• _Written request_:
Give the total number of lines with the word "growth" in them, and no other words.

-- Begin --

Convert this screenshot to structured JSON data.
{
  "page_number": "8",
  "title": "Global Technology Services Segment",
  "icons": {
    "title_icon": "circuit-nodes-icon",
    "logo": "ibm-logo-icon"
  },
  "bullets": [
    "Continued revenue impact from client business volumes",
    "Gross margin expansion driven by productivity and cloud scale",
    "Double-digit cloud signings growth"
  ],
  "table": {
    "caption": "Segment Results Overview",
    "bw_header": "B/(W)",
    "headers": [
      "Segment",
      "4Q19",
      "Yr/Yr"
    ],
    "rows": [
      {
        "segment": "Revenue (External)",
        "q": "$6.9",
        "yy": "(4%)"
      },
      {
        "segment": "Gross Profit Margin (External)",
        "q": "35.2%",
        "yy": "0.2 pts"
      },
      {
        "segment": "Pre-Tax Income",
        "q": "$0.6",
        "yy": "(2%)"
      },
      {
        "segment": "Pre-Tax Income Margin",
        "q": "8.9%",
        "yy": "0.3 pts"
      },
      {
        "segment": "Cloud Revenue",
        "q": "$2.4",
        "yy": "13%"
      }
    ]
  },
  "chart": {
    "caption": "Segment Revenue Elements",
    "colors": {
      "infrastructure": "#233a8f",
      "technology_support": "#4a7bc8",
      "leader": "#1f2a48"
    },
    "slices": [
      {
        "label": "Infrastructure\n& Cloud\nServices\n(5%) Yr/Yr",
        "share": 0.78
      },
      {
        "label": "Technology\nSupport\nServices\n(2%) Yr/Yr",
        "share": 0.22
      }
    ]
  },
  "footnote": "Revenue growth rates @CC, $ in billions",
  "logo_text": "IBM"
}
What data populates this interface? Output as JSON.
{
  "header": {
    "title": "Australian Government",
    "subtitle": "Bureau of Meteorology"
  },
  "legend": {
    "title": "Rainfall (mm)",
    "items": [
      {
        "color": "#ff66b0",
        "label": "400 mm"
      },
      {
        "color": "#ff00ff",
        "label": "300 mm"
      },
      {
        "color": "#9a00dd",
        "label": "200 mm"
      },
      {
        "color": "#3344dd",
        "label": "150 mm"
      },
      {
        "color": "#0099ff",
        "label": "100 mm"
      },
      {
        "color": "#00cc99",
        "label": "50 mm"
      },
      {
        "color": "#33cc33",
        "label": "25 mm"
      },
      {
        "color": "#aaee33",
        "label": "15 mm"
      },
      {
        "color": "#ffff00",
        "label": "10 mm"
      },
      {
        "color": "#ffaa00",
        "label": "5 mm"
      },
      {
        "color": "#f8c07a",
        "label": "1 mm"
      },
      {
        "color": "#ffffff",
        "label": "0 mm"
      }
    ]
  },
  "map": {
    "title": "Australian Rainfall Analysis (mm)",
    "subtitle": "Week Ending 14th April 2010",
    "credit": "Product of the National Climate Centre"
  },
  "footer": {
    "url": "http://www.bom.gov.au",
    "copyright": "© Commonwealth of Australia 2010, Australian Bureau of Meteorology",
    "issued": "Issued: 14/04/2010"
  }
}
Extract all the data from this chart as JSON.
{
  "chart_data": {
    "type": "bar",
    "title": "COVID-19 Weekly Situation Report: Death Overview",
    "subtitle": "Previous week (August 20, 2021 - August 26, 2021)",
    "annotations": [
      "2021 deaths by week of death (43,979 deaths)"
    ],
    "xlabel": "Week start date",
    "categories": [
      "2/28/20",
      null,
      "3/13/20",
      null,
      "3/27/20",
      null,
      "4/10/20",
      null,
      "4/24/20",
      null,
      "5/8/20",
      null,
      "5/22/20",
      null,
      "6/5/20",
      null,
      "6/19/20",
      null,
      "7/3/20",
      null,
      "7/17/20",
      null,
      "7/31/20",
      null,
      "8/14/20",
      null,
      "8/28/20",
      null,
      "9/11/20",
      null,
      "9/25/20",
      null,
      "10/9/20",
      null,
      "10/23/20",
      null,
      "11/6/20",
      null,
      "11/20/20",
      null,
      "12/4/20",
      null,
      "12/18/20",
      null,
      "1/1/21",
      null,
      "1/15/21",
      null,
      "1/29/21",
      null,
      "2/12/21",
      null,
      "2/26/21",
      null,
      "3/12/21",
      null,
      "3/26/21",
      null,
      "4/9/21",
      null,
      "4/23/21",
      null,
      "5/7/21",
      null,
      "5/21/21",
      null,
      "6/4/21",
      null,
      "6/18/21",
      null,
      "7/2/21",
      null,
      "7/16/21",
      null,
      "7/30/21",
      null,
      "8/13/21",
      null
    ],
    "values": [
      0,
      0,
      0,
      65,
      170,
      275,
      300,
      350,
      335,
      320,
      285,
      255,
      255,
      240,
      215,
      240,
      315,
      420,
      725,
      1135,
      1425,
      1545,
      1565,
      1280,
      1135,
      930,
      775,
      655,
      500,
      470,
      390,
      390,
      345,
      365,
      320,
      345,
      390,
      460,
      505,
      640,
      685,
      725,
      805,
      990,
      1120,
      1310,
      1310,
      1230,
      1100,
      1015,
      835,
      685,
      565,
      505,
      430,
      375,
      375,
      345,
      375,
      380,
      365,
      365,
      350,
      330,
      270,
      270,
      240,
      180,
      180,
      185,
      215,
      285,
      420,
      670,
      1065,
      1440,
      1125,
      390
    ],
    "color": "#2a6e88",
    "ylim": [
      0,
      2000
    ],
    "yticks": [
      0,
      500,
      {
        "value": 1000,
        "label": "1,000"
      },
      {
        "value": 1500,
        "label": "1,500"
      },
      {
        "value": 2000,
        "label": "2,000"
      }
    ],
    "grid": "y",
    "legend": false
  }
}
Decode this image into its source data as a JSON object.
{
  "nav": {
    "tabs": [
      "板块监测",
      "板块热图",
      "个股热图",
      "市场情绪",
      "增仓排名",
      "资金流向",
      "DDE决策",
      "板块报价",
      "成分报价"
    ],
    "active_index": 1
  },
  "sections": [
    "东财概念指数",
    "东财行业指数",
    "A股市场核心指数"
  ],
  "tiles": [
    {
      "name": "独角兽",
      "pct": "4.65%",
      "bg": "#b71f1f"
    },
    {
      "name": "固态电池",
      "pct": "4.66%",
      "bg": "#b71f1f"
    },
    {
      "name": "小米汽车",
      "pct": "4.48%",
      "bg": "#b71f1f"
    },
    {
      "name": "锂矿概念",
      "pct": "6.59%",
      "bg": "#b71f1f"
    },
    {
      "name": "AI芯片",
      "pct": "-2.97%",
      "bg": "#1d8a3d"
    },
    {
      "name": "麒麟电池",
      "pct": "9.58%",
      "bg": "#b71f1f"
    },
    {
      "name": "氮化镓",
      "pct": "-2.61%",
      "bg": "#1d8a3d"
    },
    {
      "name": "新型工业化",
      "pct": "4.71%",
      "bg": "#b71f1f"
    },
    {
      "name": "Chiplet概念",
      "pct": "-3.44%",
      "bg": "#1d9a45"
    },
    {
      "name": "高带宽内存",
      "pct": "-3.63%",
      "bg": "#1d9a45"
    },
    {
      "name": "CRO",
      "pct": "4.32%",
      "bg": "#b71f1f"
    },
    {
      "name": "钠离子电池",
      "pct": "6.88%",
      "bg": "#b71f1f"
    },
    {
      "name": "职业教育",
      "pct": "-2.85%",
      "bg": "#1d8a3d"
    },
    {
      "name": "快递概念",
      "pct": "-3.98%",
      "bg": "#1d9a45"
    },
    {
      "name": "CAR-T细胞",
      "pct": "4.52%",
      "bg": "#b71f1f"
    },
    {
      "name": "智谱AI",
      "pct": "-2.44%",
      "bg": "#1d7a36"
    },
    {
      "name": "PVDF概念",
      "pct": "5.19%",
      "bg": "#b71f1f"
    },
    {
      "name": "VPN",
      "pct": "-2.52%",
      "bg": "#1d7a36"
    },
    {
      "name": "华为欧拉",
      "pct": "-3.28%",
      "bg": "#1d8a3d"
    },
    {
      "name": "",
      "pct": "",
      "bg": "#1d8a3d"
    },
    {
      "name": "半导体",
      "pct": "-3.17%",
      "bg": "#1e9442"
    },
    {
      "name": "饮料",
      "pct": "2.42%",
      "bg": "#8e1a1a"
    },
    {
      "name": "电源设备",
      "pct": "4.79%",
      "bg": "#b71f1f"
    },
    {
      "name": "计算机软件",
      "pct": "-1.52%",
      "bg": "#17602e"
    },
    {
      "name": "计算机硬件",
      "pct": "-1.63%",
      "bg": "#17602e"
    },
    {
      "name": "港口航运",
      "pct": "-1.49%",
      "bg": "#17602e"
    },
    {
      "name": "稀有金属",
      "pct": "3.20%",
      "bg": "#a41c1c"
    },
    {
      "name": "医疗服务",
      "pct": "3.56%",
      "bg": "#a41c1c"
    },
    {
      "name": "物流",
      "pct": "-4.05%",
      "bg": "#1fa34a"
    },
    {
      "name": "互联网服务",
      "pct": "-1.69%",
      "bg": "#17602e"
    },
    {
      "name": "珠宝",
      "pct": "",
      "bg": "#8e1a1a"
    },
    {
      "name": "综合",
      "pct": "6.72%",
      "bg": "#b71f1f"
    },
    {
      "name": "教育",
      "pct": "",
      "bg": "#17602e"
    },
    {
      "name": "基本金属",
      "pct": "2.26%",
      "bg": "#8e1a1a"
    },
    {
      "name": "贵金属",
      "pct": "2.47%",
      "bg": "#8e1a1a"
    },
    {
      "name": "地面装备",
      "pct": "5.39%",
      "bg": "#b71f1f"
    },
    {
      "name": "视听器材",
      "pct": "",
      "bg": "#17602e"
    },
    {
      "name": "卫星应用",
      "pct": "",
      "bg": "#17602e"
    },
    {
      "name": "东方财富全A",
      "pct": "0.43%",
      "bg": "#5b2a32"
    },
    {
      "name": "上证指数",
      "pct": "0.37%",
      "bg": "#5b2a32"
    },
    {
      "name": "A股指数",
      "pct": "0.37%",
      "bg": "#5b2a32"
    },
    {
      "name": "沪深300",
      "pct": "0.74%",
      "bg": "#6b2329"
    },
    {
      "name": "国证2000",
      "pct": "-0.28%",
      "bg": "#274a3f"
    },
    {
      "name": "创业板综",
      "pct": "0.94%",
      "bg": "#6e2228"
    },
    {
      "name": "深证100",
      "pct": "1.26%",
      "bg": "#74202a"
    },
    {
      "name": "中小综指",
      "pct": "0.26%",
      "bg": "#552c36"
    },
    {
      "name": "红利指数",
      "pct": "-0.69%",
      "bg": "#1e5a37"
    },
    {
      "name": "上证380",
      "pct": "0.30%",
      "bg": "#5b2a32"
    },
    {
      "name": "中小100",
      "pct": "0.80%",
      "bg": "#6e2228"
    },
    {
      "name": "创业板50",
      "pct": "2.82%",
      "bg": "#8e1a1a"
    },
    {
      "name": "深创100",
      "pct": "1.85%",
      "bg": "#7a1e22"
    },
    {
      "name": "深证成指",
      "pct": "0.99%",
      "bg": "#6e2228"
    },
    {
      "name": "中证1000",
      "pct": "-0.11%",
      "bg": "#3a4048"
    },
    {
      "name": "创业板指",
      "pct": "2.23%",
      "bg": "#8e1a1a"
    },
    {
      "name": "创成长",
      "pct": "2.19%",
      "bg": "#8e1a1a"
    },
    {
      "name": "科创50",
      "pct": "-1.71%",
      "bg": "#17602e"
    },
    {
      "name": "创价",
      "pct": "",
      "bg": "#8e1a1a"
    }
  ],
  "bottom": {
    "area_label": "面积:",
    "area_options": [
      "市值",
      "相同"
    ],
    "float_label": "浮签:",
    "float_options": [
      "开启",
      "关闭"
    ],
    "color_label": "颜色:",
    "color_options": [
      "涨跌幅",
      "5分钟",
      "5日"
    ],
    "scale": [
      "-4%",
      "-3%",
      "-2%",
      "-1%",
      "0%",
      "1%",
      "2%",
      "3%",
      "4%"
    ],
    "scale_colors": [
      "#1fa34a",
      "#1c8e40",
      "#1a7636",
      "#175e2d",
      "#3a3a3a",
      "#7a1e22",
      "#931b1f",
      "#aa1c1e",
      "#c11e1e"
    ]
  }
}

-- End --

• _Reply_:
2